What is required
Gather all lines with the word "tincidunt" in them.

** Begin **

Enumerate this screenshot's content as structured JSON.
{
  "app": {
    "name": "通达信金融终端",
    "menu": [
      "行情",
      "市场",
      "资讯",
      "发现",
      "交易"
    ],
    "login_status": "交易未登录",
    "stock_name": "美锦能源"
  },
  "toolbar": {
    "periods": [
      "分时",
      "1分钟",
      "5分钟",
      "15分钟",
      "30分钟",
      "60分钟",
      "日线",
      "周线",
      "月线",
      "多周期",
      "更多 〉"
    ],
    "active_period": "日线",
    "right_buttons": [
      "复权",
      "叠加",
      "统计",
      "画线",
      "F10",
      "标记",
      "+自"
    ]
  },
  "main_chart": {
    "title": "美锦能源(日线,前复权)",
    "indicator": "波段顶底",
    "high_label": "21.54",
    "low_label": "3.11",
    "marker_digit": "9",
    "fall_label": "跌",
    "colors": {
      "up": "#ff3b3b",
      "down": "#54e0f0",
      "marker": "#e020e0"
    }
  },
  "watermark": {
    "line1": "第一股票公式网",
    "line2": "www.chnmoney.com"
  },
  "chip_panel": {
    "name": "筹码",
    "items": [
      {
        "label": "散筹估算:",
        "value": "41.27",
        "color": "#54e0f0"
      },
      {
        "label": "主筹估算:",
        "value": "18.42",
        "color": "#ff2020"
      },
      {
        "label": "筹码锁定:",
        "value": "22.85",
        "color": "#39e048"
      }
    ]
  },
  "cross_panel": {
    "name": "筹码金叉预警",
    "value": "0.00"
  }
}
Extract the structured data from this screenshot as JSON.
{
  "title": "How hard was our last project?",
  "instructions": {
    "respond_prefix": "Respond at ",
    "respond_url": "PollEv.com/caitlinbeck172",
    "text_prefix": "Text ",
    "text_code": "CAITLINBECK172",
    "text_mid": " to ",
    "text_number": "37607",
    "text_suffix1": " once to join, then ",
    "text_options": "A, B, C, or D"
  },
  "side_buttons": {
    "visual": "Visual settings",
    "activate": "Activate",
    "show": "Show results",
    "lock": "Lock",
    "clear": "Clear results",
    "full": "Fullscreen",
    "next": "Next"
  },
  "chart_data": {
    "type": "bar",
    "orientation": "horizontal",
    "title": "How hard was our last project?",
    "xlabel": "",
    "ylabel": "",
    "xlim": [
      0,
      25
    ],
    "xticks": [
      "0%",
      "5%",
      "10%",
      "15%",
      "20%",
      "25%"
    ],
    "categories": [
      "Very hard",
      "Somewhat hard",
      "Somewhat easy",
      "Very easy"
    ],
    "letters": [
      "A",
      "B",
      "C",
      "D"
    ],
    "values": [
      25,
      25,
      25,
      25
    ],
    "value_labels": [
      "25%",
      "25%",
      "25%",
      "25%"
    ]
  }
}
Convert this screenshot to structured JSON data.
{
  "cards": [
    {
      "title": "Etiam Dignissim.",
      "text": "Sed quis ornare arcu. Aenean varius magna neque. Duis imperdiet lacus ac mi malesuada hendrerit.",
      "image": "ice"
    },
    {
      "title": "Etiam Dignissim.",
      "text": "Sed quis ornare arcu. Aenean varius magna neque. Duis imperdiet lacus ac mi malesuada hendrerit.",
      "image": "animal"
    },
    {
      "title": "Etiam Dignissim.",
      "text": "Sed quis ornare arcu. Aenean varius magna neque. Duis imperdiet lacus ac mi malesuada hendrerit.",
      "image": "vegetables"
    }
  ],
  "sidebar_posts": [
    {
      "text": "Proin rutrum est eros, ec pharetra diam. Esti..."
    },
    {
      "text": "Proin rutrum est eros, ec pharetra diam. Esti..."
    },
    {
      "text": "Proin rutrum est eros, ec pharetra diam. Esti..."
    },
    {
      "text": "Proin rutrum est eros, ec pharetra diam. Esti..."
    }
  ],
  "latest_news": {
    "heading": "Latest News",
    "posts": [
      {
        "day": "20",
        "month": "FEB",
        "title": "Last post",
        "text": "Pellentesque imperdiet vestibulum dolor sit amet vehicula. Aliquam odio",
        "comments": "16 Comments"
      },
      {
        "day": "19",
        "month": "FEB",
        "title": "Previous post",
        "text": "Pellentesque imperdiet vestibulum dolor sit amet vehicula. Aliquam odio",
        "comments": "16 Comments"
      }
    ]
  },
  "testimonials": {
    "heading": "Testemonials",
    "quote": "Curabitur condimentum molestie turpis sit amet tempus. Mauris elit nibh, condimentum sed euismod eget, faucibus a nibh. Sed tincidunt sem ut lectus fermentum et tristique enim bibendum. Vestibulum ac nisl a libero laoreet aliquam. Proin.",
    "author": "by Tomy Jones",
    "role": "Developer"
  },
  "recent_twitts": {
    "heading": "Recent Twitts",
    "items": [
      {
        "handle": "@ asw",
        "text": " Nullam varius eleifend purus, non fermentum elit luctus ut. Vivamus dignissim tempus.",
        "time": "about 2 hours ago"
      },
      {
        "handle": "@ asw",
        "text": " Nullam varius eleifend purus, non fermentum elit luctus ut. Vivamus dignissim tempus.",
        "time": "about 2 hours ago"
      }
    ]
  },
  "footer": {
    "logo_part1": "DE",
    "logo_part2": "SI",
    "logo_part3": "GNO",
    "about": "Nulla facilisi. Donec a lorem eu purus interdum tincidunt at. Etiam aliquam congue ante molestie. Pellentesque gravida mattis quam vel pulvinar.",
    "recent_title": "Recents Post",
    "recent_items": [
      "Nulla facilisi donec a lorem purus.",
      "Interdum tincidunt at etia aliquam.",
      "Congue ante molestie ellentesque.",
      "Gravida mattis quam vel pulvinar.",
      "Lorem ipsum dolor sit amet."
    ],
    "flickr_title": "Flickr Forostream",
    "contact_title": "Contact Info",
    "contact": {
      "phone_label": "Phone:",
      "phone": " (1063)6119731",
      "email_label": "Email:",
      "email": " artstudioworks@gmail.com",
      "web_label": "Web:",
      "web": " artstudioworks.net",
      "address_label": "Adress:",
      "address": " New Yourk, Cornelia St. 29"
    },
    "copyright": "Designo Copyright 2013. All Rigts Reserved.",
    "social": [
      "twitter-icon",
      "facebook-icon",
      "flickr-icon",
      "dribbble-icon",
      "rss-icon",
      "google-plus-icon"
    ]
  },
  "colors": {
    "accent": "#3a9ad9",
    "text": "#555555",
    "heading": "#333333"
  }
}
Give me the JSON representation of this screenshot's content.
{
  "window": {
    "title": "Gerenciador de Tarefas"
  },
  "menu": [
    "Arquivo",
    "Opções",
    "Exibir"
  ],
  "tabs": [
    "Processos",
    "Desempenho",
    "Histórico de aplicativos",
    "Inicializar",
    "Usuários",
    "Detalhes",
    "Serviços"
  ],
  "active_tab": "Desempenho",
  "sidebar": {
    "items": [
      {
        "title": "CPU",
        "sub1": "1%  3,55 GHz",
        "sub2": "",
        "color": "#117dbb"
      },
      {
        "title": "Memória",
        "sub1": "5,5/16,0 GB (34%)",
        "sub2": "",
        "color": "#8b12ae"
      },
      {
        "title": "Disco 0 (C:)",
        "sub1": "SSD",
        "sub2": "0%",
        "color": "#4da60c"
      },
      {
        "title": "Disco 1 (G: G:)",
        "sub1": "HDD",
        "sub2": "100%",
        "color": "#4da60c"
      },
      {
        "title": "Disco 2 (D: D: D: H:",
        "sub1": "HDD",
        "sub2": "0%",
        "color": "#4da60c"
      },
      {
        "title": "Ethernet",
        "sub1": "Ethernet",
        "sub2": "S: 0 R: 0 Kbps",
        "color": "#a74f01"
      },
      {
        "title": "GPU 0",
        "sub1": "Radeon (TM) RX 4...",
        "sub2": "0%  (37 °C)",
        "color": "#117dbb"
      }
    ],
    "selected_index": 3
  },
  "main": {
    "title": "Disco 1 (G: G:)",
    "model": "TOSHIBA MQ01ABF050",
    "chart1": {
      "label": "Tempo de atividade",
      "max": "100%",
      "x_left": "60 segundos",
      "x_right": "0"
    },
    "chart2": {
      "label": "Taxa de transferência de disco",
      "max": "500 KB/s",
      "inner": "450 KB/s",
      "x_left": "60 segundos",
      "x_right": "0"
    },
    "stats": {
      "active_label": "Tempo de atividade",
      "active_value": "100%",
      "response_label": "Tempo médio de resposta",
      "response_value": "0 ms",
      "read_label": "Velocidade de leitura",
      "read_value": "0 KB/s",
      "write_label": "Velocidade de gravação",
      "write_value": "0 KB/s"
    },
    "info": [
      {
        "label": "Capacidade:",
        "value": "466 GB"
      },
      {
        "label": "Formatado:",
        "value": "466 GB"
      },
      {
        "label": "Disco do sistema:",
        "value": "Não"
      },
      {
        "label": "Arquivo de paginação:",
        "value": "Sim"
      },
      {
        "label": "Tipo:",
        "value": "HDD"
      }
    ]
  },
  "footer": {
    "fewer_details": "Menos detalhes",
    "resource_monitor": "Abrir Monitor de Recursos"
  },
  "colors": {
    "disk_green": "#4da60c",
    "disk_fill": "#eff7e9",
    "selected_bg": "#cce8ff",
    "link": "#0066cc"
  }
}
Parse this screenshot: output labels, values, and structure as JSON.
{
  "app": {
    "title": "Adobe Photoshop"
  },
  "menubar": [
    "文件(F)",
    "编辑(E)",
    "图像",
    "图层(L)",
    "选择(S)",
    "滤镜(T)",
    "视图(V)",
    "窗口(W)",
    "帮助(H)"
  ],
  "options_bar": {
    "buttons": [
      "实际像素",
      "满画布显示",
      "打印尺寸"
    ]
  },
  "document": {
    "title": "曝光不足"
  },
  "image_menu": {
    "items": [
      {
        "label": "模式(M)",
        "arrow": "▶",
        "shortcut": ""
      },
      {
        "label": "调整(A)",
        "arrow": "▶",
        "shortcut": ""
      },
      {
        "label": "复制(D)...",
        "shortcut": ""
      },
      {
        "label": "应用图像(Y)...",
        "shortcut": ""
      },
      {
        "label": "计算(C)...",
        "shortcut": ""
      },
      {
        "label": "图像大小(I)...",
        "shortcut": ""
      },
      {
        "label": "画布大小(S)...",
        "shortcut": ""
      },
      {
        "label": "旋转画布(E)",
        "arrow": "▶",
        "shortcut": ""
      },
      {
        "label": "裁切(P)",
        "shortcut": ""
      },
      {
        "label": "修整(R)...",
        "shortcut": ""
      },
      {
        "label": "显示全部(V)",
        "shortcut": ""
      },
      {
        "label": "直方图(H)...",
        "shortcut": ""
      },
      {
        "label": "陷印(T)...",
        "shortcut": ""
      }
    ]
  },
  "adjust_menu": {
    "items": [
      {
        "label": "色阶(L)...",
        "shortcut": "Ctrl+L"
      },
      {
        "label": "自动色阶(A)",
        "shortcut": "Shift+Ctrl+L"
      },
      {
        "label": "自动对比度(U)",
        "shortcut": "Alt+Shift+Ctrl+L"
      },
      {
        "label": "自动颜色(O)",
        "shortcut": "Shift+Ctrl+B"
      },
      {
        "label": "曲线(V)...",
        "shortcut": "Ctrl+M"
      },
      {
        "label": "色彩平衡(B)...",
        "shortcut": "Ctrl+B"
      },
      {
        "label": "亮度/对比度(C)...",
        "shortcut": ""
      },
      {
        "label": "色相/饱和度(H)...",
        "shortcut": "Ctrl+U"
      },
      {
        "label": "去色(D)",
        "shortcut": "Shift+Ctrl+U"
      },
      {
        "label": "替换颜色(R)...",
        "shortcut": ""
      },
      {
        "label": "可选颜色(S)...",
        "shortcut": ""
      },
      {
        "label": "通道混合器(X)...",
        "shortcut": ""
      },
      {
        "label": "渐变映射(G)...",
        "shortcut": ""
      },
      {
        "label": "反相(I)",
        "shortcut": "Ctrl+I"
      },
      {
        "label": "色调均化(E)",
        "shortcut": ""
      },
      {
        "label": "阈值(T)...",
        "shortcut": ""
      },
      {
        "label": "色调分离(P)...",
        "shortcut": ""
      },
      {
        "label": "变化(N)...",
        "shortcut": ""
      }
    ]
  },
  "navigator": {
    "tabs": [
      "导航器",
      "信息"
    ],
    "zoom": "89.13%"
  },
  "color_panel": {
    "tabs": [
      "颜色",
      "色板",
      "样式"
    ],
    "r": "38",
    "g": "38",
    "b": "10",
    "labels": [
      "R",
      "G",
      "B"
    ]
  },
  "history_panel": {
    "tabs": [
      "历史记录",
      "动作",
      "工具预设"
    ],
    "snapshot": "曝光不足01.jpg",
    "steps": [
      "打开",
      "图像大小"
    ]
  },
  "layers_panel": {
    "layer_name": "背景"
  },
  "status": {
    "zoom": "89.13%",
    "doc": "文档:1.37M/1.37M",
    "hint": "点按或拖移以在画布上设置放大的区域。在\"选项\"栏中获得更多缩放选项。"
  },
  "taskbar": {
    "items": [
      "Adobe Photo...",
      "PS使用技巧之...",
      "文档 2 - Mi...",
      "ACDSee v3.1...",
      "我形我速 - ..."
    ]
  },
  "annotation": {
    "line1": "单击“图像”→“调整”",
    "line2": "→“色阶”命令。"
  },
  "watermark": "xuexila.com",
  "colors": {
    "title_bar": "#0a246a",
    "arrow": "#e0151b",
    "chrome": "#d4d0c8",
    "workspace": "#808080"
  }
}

** End **

Solution below
    "quote": "Curabitur condimentum molestie turpis sit amet tempus. Mauris elit nibh, condimentum sed euismod eget, faucibus a nibh. Sed tincidunt sem ut lectus fermentum et tristique enim bibendum. Vestibulum ac nisl a libero laoreet aliquam. Proin.",
    "about": "Nulla facilisi. Donec a lorem eu purus interdum tincidunt at. Etiam aliquam congue ante molestie. Pellentesque gravida mattis quam vel pulvinar.",
      "Interdum tincidunt at etia aliquam.",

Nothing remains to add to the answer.